* _STORED RECORDS_:

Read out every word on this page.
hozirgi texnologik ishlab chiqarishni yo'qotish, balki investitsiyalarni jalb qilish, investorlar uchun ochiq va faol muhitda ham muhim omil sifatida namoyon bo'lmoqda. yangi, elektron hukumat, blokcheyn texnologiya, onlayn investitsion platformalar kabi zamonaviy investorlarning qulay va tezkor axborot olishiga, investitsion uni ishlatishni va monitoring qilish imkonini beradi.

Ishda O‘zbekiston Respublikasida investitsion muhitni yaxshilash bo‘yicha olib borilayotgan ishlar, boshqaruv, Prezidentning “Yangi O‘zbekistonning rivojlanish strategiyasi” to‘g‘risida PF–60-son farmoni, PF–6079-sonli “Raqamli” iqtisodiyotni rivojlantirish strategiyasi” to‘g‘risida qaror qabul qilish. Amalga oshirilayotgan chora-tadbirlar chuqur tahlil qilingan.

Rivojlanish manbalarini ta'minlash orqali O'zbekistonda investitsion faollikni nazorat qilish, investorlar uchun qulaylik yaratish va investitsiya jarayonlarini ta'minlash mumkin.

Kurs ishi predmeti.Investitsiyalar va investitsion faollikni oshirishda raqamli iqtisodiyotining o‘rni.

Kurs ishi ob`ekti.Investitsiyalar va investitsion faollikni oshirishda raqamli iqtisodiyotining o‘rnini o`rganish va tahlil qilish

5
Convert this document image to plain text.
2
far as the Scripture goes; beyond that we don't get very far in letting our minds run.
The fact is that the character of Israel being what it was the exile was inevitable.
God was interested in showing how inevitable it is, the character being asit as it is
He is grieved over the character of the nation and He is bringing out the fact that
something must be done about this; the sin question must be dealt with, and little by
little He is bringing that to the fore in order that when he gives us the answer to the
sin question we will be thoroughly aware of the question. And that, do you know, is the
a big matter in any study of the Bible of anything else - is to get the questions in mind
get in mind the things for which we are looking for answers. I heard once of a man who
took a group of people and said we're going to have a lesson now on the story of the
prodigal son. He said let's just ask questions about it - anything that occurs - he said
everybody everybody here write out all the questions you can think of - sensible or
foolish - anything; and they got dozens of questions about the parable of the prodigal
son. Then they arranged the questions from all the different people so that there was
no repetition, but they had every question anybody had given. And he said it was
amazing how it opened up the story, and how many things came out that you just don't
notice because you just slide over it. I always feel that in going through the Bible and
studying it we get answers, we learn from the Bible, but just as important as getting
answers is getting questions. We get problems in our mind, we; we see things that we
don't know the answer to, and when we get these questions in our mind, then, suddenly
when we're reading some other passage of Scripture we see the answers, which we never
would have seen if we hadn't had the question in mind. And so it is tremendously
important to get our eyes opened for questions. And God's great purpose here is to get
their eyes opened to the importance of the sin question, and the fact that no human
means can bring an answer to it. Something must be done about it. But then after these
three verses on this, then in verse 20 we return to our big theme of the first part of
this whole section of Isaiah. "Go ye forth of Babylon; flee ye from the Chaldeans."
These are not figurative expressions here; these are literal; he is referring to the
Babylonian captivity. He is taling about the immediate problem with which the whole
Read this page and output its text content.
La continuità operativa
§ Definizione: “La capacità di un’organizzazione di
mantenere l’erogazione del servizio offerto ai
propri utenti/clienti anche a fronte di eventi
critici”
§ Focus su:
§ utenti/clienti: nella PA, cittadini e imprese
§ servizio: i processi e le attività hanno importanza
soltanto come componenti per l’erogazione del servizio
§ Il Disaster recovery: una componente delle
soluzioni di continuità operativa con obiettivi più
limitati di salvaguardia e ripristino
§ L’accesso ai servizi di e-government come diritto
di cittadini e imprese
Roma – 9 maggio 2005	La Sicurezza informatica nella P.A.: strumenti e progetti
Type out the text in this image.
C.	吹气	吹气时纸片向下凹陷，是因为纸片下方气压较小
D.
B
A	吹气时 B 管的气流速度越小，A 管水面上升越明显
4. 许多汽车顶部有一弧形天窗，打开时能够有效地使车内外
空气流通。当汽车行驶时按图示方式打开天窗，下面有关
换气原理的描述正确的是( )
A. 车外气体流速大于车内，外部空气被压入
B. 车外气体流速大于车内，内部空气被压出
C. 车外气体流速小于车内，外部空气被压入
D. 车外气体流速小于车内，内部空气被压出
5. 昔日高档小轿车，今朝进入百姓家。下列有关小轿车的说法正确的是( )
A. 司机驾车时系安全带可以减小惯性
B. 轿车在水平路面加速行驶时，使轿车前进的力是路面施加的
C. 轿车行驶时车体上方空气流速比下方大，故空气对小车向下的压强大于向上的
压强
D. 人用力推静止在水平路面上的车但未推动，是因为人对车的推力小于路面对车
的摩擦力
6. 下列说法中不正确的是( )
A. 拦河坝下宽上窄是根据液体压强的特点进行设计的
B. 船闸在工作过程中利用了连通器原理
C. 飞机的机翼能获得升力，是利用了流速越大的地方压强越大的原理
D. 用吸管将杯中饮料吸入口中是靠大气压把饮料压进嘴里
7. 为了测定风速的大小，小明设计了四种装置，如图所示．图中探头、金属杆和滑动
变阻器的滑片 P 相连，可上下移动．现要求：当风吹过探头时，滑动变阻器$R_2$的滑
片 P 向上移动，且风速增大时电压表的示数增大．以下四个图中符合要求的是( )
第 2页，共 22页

* _SET TASK_: Retype the entries exactly, including every line.

* _RESULT BELOW_:
Read out every word on this page.
hozirgi texnologik ishlab chiqarishni yo'qotish, balki investitsiyalarni jalb qilish, investorlar uchun ochiq va faol muhitda ham muhim omil sifatida namoyon bo'lmoqda. yangi, elektron hukumat, blokcheyn texnologiya, onlayn investitsion platformalar kabi zamonaviy investorlarning qulay va tezkor axborot olishiga, investitsion uni ishlatishni va monitoring qilish imkonini beradi.

Ishda O‘zbekiston Respublikasida investitsion muhitni yaxshilash bo‘yicha olib borilayotgan ishlar, boshqaruv, Prezidentning “Yangi O‘zbekistonning rivojlanish strategiyasi” to‘g‘risida PF–60-son farmoni, PF–6079-sonli “Raqamli” iqtisodiyotni rivojlantirish strategiyasi” to‘g‘risida qaror qabul qilish. Amalga oshirilayotgan chora-tadbirlar chuqur tahlil qilingan.

Rivojlanish manbalarini ta'minlash orqali O'zbekistonda investitsion faollikni nazorat qilish, investorlar uchun qulaylik yaratish va investitsiya jarayonlarini ta'minlash mumkin.

Kurs ishi predmeti.Investitsiyalar va investitsion faollikni oshirishda raqamli iqtisodiyotining o‘rni.

Kurs ishi ob`ekti.Investitsiyalar va investitsion faollikni oshirishda raqamli iqtisodiyotining o‘rnini o`rganish va tahlil qilish

5
Convert this document image to plain text.
2
far as the Scripture goes; beyond that we don't get very far in letting our minds run.
The fact is that the character of Israel being what it was the exile was inevitable.
God was interested in showing how inevitable it is, the character being asit as it is
He is grieved over the character of the nation and He is bringing out the fact that
something must be done about this; the sin question must be dealt with, and little by
little He is bringing that to the fore in order that when he gives us the answer to the
sin question we will be thoroughly aware of the question. And that, do you know, is the
a big matter in any study of the Bible of anything else - is to get the questions in mind
get in mind the things for which we are looking for answers. I heard once of a man who
took a group of people and said we're going to have a lesson now on the story of the
prodigal son. He said let's just ask questions about it - anything that occurs - he said
everybody everybody here write out all the questions you can think of - sensible or
foolish - anything; and they got dozens of questions about the parable of the prodigal
son. Then they arranged the questions from all the different people so that there was
no repetition, but they had every question anybody had given. And he said it was
amazing how it opened up the story, and how many things came out that you just don't
notice because you just slide over it. I always feel that in going through the Bible and
studying it we get answers, we learn from the Bible, but just as important as getting
answers is getting questions. We get problems in our mind, we; we see things that we
don't know the answer to, and when we get these questions in our mind, then, suddenly
when we're reading some other passage of Scripture we see the answers, which we never
would have seen if we hadn't had the question in mind. And so it is tremendously
important to get our eyes opened for questions. And God's great purpose here is to get
their eyes opened to the importance of the sin question, and the fact that no human
means can bring an answer to it. Something must be done about it. But then after these
three verses on this, then in verse 20 we return to our big theme of the first part of
this whole section of Isaiah. "Go ye forth of Babylon; flee ye from the Chaldeans."
These are not figurative expressions here; these are literal; he is referring to the
Babylonian captivity. He is taling about the immediate problem with which the whole
Read this page and output its text content.
La continuità operativa
§ Definizione: “La capacità di un’organizzazione di
mantenere l’erogazione del servizio offerto ai
propri utenti/clienti anche a fronte di eventi
critici”
§ Focus su:
§ utenti/clienti: nella PA, cittadini e imprese
§ servizio: i processi e le attività hanno importanza
soltanto come componenti per l’erogazione del servizio
§ Il Disaster recovery: una componente delle
soluzioni di continuità operativa con obiettivi più
limitati di salvaguardia e ripristino
§ L’accesso ai servizi di e-government come diritto
di cittadini e imprese
Roma – 9 maggio 2005	La Sicurezza informatica nella P.A.: strumenti e progetti
Type out the text in this image.
C.	吹气	吹气时纸片向下凹陷，是因为纸片下方气压较小
D.
B
A	吹气时 B 管的气流速度越小，A 管水面上升越明显
4. 许多汽车顶部有一弧形天窗，打开时能够有效地使车内外
空气流通。当汽车行驶时按图示方式打开天窗，下面有关
换气原理的描述正确的是( )
A. 车外气体流速大于车内，外部空气被压入
B. 车外气体流速大于车内，内部空气被压出
C. 车外气体流速小于车内，外部空气被压入
D. 车外气体流速小于车内，内部空气被压出
5. 昔日高档小轿车，今朝进入百姓家。下列有关小轿车的说法正确的是( )
A. 司机驾车时系安全带可以减小惯性
B. 轿车在水平路面加速行驶时，使轿车前进的力是路面施加的
C. 轿车行驶时车体上方空气流速比下方大，故空气对小车向下的压强大于向上的
压强
D. 人用力推静止在水平路面上的车但未推动，是因为人对车的推力小于路面对车
的摩擦力
6. 下列说法中不正确的是( )
A. 拦河坝下宽上窄是根据液体压强的特点进行设计的
B. 船闸在工作过程中利用了连通器原理
C. 飞机的机翼能获得升力，是利用了流速越大的地方压强越大的原理
D. 用吸管将杯中饮料吸入口中是靠大气压把饮料压进嘴里
7. 为了测定风速的大小，小明设计了四种装置，如图所示．图中探头、金属杆和滑动
变阻器的滑片 P 相连，可上下移动．现要求：当风吹过探头时，滑动变阻器$R_2$的滑
片 P 向上移动，且风速增大时电压表的示数增大．以下四个图中符合要求的是( )
第 2页，共 22页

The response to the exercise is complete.